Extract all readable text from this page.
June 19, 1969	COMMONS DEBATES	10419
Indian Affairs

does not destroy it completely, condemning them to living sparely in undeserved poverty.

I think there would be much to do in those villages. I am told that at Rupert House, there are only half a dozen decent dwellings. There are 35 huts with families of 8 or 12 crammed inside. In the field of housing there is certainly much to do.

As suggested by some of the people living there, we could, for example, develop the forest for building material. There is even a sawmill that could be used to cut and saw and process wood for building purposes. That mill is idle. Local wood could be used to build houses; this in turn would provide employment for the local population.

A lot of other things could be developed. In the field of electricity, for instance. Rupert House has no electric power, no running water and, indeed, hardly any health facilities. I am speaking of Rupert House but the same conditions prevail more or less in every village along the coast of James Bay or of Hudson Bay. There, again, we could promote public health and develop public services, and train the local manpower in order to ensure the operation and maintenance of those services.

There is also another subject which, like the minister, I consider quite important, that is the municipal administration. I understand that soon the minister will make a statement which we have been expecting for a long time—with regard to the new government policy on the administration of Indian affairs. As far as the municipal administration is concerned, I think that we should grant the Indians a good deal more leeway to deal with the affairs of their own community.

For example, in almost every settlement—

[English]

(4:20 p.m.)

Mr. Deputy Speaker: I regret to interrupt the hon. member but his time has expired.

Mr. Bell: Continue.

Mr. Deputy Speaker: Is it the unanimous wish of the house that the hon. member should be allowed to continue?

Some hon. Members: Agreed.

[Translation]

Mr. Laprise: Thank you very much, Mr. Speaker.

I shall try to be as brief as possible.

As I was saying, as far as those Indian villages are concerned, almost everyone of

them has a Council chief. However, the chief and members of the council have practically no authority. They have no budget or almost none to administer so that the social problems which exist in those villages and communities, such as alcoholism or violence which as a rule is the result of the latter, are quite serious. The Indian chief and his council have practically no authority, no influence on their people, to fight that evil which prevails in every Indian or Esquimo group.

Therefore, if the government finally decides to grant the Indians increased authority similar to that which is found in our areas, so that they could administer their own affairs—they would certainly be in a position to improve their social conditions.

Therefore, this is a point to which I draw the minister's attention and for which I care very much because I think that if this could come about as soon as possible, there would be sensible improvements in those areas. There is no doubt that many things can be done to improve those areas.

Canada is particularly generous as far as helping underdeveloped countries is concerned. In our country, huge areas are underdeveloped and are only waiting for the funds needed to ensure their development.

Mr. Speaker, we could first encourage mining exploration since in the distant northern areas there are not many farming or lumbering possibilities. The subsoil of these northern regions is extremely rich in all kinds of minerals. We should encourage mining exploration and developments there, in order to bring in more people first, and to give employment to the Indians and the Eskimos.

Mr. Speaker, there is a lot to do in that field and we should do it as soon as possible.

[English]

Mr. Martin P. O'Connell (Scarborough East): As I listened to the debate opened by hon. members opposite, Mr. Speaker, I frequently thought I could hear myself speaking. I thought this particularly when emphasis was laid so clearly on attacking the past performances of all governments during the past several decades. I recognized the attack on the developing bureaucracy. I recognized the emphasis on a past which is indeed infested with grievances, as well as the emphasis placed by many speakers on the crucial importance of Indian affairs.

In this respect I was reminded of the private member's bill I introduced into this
.....
◆ **GIVEN INSTRUCTION**:
Reproduce the records word for word.

◆ **RESULT**:
Extract all readable text from this page.
June 19, 1969	COMMONS DEBATES	10419
Indian Affairs

does not destroy it completely, condemning them to living sparely in undeserved poverty.

I think there would be much to do in those villages. I am told that at Rupert House, there are only half a dozen decent dwellings. There are 35 huts with families of 8 or 12 crammed inside. In the field of housing there is certainly much to do.

As suggested by some of the people living there, we could, for example, develop the forest for building material. There is even a sawmill that could be used to cut and saw and process wood for building purposes. That mill is idle. Local wood could be used to build houses; this in turn would provide employment for the local population.

A lot of other things could be developed. In the field of electricity, for instance. Rupert House has no electric power, no running water and, indeed, hardly any health facilities. I am speaking of Rupert House but the same conditions prevail more or less in every village along the coast of James Bay or of Hudson Bay. There, again, we could promote public health and develop public services, and train the local manpower in order to ensure the operation and maintenance of those services.

There is also another subject which, like the minister, I consider quite important, that is the municipal administration. I understand that soon the minister will make a statement which we have been expecting for a long time—with regard to the new government policy on the administration of Indian affairs. As far as the municipal administration is concerned, I think that we should grant the Indians a good deal more leeway to deal with the affairs of their own community.

For example, in almost every settlement—

[English]

(4:20 p.m.)

Mr. Deputy Speaker: I regret to interrupt the hon. member but his time has expired.

Mr. Bell: Continue.

Mr. Deputy Speaker: Is it the unanimous wish of the house that the hon. member should be allowed to continue?

Some hon. Members: Agreed.

[Translation]

Mr. Laprise: Thank you very much, Mr. Speaker.

I shall try to be as brief as possible.

As I was saying, as far as those Indian villages are concerned, almost everyone of

them has a Council chief. However, the chief and members of the council have practically no authority. They have no budget or almost none to administer so that the social problems which exist in those villages and communities, such as alcoholism or violence which as a rule is the result of the latter, are quite serious. The Indian chief and his council have practically no authority, no influence on their people, to fight that evil which prevails in every Indian or Esquimo group.

Therefore, if the government finally decides to grant the Indians increased authority similar to that which is found in our areas, so that they could administer their own affairs—they would certainly be in a position to improve their social conditions.

Therefore, this is a point to which I draw the minister's attention and for which I care very much because I think that if this could come about as soon as possible, there would be sensible improvements in those areas. There is no doubt that many things can be done to improve those areas.

Canada is particularly generous as far as helping underdeveloped countries is concerned. In our country, huge areas are underdeveloped and are only waiting for the funds needed to ensure their development.

Mr. Speaker, we could first encourage mining exploration since in the distant northern areas there are not many farming or lumbering possibilities. The subsoil of these northern regions is extremely rich in all kinds of minerals. We should encourage mining exploration and developments there, in order to bring in more people first, and to give employment to the Indians and the Eskimos.

Mr. Speaker, there is a lot to do in that field and we should do it as soon as possible.

[English]

Mr. Martin P. O'Connell (Scarborough East): As I listened to the debate opened by hon. members opposite, Mr. Speaker, I frequently thought I could hear myself speaking. I thought this particularly when emphasis was laid so clearly on attacking the past performances of all governments during the past several decades. I recognized the attack on the developing bureaucracy. I recognized the emphasis on a past which is indeed infested with grievances, as well as the emphasis placed by many speakers on the crucial importance of Indian affairs.

In this respect I was reminded of the private member's bill I introduced into this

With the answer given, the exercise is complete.